* Exercise task:
Copy out each line exactly; pictures stay out of the copy.

* Listed records:

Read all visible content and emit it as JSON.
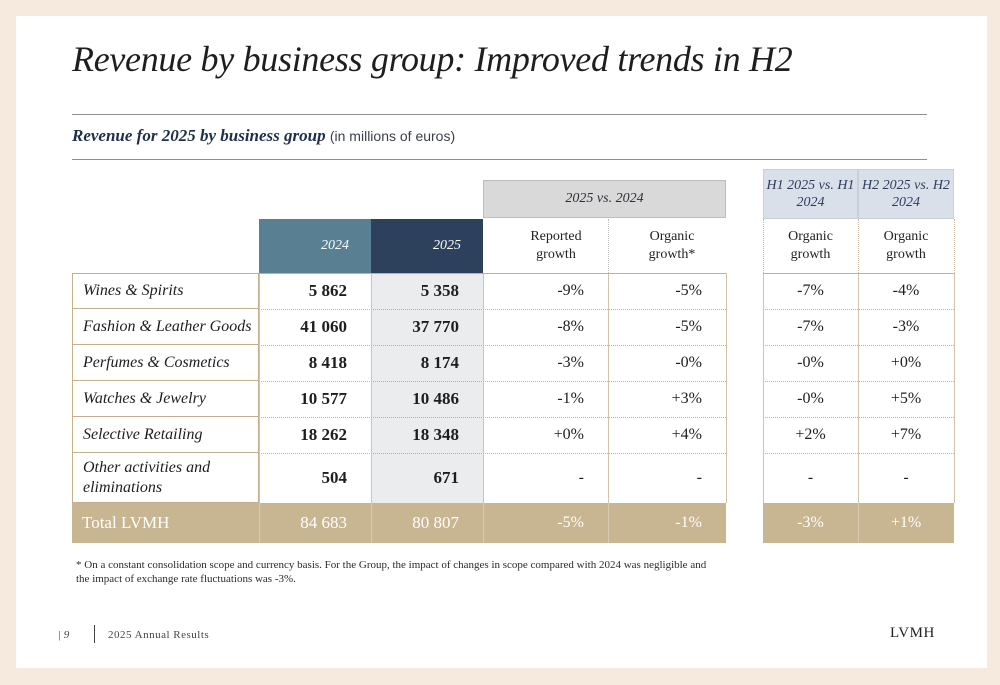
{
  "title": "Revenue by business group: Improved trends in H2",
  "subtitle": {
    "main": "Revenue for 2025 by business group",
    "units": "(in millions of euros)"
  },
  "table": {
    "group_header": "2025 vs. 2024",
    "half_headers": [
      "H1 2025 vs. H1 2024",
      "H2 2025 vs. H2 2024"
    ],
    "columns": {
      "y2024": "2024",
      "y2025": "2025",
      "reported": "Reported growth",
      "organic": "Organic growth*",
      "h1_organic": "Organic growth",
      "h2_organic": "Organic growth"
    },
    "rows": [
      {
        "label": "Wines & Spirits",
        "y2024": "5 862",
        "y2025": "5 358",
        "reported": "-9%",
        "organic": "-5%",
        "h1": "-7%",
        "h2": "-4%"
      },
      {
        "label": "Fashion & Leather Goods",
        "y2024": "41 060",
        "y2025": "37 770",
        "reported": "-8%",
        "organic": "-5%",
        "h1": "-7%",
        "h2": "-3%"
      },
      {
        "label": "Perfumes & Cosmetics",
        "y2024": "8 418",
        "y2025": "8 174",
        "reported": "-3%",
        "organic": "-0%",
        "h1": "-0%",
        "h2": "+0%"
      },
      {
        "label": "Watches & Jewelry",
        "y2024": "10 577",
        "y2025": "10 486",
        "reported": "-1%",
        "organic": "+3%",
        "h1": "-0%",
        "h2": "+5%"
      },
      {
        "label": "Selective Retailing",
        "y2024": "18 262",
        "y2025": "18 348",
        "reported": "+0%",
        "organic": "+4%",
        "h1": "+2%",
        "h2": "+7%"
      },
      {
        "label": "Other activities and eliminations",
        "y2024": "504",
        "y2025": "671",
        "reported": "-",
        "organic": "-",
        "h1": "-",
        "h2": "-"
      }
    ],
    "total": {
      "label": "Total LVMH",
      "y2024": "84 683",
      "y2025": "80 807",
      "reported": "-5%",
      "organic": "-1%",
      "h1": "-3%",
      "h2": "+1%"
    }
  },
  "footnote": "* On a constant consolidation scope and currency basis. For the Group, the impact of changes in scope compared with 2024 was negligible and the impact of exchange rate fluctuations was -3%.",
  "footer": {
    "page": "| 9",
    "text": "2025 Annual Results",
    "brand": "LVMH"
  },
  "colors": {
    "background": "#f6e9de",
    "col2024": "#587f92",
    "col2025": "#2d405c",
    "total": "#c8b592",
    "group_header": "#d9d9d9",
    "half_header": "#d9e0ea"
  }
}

* Task response:
Read all visible content and emit it as JSON.
{
  "title": "Revenue by business group: Improved trends in H2",
  "subtitle": {
    "main": "Revenue for 2025 by business group",
    "units": "(in millions of euros)"
  },
  "table": {
    "group_header": "2025 vs. 2024",
    "half_headers": [
      "H1 2025 vs. H1 2024",
      "H2 2025 vs. H2 2024"
    ],
    "columns": {
      "y2024": "2024",
      "y2025": "2025",
      "reported": "Reported growth",
      "organic": "Organic growth*",
      "h1_organic": "Organic growth",
      "h2_organic": "Organic growth"
    },
    "rows": [
      {
        "label": "Wines & Spirits",
        "y2024": "5 862",
        "y2025": "5 358",
        "reported": "-9%",
        "organic": "-5%",
        "h1": "-7%",
        "h2": "-4%"
      },
      {
        "label": "Fashion & Leather Goods",
        "y2024": "41 060",
        "y2025": "37 770",
        "reported": "-8%",
        "organic": "-5%",
        "h1": "-7%",
        "h2": "-3%"
      },
      {
        "label": "Perfumes & Cosmetics",
        "y2024": "8 418",
        "y2025": "8 174",
        "reported": "-3%",
        "organic": "-0%",
        "h1": "-0%",
        "h2": "+0%"
      },
      {
        "label": "Watches & Jewelry",
        "y2024": "10 577",
        "y2025": "10 486",
        "reported": "-1%",
        "organic": "+3%",
        "h1": "-0%",
        "h2": "+5%"
      },
      {
        "label": "Selective Retailing",
        "y2024": "18 262",
        "y2025": "18 348",
        "reported": "+0%",
        "organic": "+4%",
        "h1": "+2%",
        "h2": "+7%"
      },
      {
        "label": "Other activities and eliminations",
        "y2024": "504",
        "y2025": "671",
        "reported": "-",
        "organic": "-",
        "h1": "-",
        "h2": "-"
      }
    ],
    "total": {
      "label": "Total LVMH",
      "y2024": "84 683",
      "y2025": "80 807",
      "reported": "-5%",
      "organic": "-1%",
      "h1": "-3%",
      "h2": "+1%"
    }
  },
  "footnote": "* On a constant consolidation scope and currency basis. For the Group, the impact of changes in scope compared with 2024 was negligible and the impact of exchange rate fluctuations was -3%.",
  "footer": {
    "page": "| 9",
    "text": "2025 Annual Results",
    "brand": "LVMH"
  },
  "colors": {
    "background": "#f6e9de",
    "col2024": "#587f92",
    "col2025": "#2d405c",
    "total": "#c8b592",
    "group_header": "#d9d9d9",
    "half_header": "#d9e0ea"
  }
}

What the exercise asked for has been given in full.